● Given instruction: In your copy, leave out the pictures; write out all the data exactly.

---

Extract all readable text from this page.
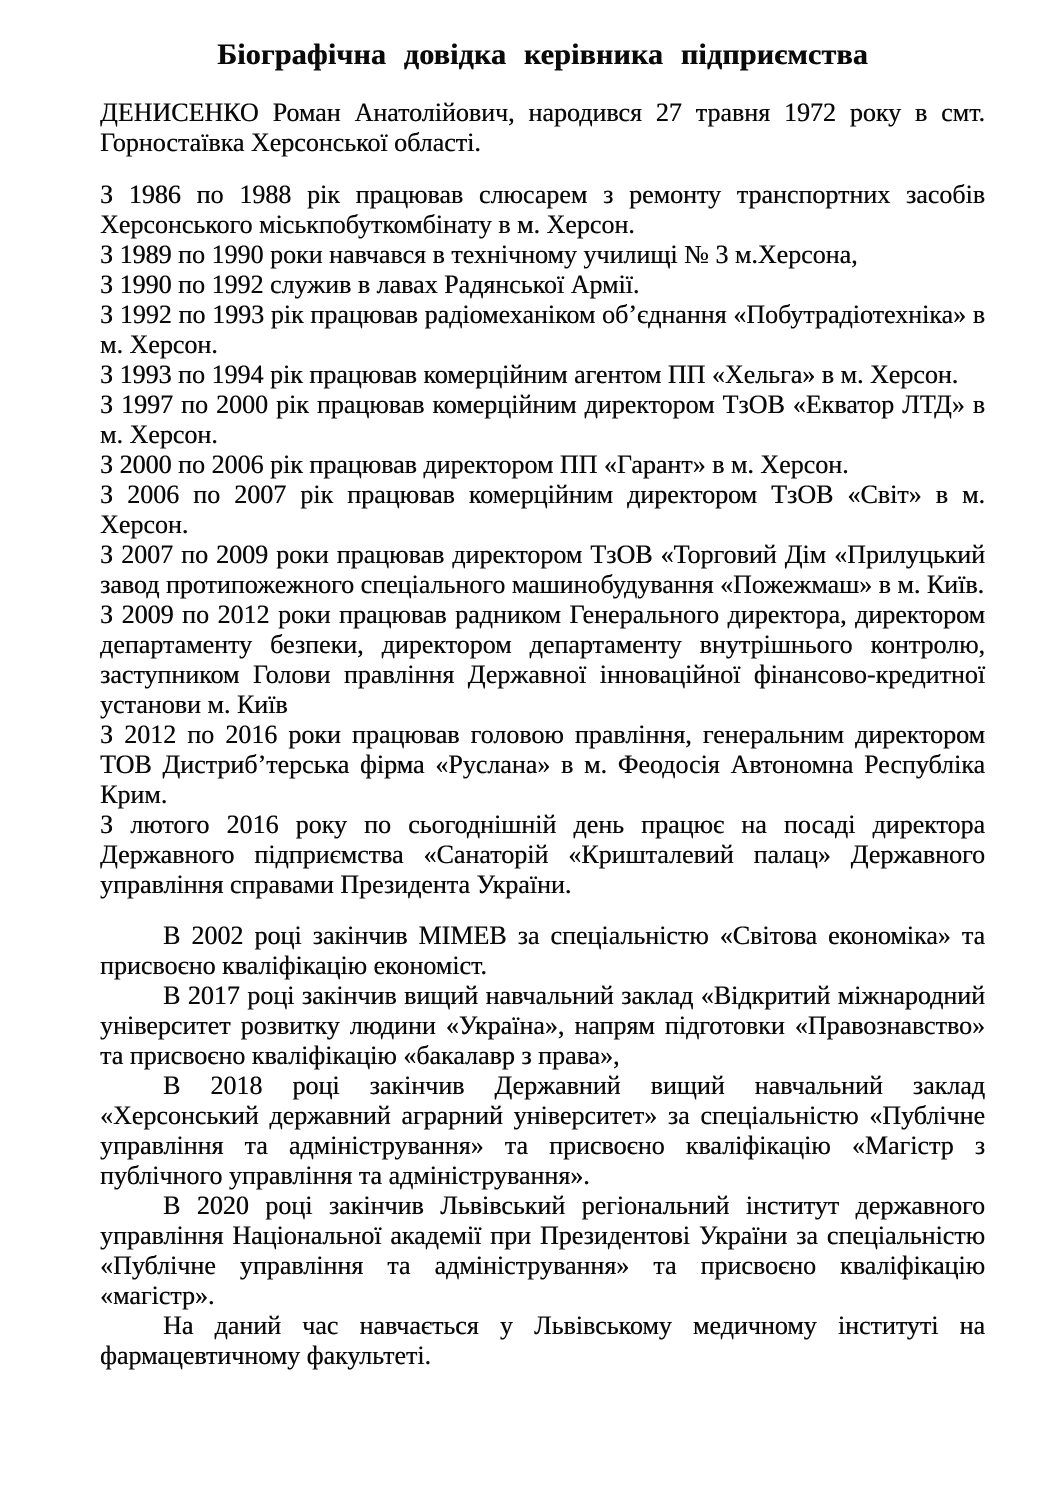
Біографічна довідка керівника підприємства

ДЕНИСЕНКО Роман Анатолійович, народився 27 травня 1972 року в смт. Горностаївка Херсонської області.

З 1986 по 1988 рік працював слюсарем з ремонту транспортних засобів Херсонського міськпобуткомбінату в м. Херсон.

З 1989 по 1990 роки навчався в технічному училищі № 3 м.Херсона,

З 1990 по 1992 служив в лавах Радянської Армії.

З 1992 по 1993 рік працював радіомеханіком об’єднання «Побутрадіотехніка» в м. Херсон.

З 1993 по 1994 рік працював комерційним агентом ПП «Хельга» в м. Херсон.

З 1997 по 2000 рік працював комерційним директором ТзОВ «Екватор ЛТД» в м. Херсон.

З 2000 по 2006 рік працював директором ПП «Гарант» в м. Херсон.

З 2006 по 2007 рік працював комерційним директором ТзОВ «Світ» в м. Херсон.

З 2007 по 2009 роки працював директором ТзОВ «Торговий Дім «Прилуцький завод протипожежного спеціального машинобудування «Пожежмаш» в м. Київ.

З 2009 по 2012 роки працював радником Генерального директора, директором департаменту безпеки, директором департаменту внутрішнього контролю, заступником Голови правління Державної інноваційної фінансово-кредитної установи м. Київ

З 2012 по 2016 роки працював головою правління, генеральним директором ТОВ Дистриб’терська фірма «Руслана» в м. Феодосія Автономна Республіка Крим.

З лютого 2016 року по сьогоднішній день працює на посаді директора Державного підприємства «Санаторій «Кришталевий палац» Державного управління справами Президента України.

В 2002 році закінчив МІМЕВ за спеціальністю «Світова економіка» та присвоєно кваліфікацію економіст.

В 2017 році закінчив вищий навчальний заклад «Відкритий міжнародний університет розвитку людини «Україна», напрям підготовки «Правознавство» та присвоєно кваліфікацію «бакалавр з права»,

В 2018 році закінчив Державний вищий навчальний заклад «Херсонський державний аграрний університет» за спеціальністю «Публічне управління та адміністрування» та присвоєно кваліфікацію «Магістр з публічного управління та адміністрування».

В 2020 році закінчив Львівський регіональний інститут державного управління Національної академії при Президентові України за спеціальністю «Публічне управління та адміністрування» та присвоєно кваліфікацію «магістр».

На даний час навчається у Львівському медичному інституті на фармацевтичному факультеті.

---

● Solution for this problem:
Extract all readable text from this page.
Біографічна довідка керівника підприємства

ДЕНИСЕНКО Роман Анатолійович, народився 27 травня 1972 року в смт. Горностаївка Херсонської області.

З 1986 по 1988 рік працював слюсарем з ремонту транспортних засобів Херсонського міськпобуткомбінату в м. Херсон.

З 1989 по 1990 роки навчався в технічному училищі № 3 м.Херсона,

З 1990 по 1992 служив в лавах Радянської Армії.

З 1992 по 1993 рік працював радіомеханіком об’єднання «Побутрадіотехніка» в м. Херсон.

З 1993 по 1994 рік працював комерційним агентом ПП «Хельга» в м. Херсон.

З 1997 по 2000 рік працював комерційним директором ТзОВ «Екватор ЛТД» в м. Херсон.

З 2000 по 2006 рік працював директором ПП «Гарант» в м. Херсон.

З 2006 по 2007 рік працював комерційним директором ТзОВ «Світ» в м. Херсон.

З 2007 по 2009 роки працював директором ТзОВ «Торговий Дім «Прилуцький завод протипожежного спеціального машинобудування «Пожежмаш» в м. Київ.

З 2009 по 2012 роки працював радником Генерального директора, директором департаменту безпеки, директором департаменту внутрішнього контролю, заступником Голови правління Державної інноваційної фінансово-кредитної установи м. Київ

З 2012 по 2016 роки працював головою правління, генеральним директором ТОВ Дистриб’терська фірма «Руслана» в м. Феодосія Автономна Республіка Крим.

З лютого 2016 року по сьогоднішній день працює на посаді директора Державного підприємства «Санаторій «Кришталевий палац» Державного управління справами Президента України.

В 2002 році закінчив МІМЕВ за спеціальністю «Світова економіка» та присвоєно кваліфікацію економіст.

В 2017 році закінчив вищий навчальний заклад «Відкритий міжнародний університет розвитку людини «Україна», напрям підготовки «Правознавство» та присвоєно кваліфікацію «бакалавр з права»,

В 2018 році закінчив Державний вищий навчальний заклад «Херсонський державний аграрний університет» за спеціальністю «Публічне управління та адміністрування» та присвоєно кваліфікацію «Магістр з публічного управління та адміністрування».

В 2020 році закінчив Львівський регіональний інститут державного управління Національної академії при Президентові України за спеціальністю «Публічне управління та адміністрування» та присвоєно кваліфікацію «магістр».

На даний час навчається у Львівському медичному інституті на фармацевтичному факультеті.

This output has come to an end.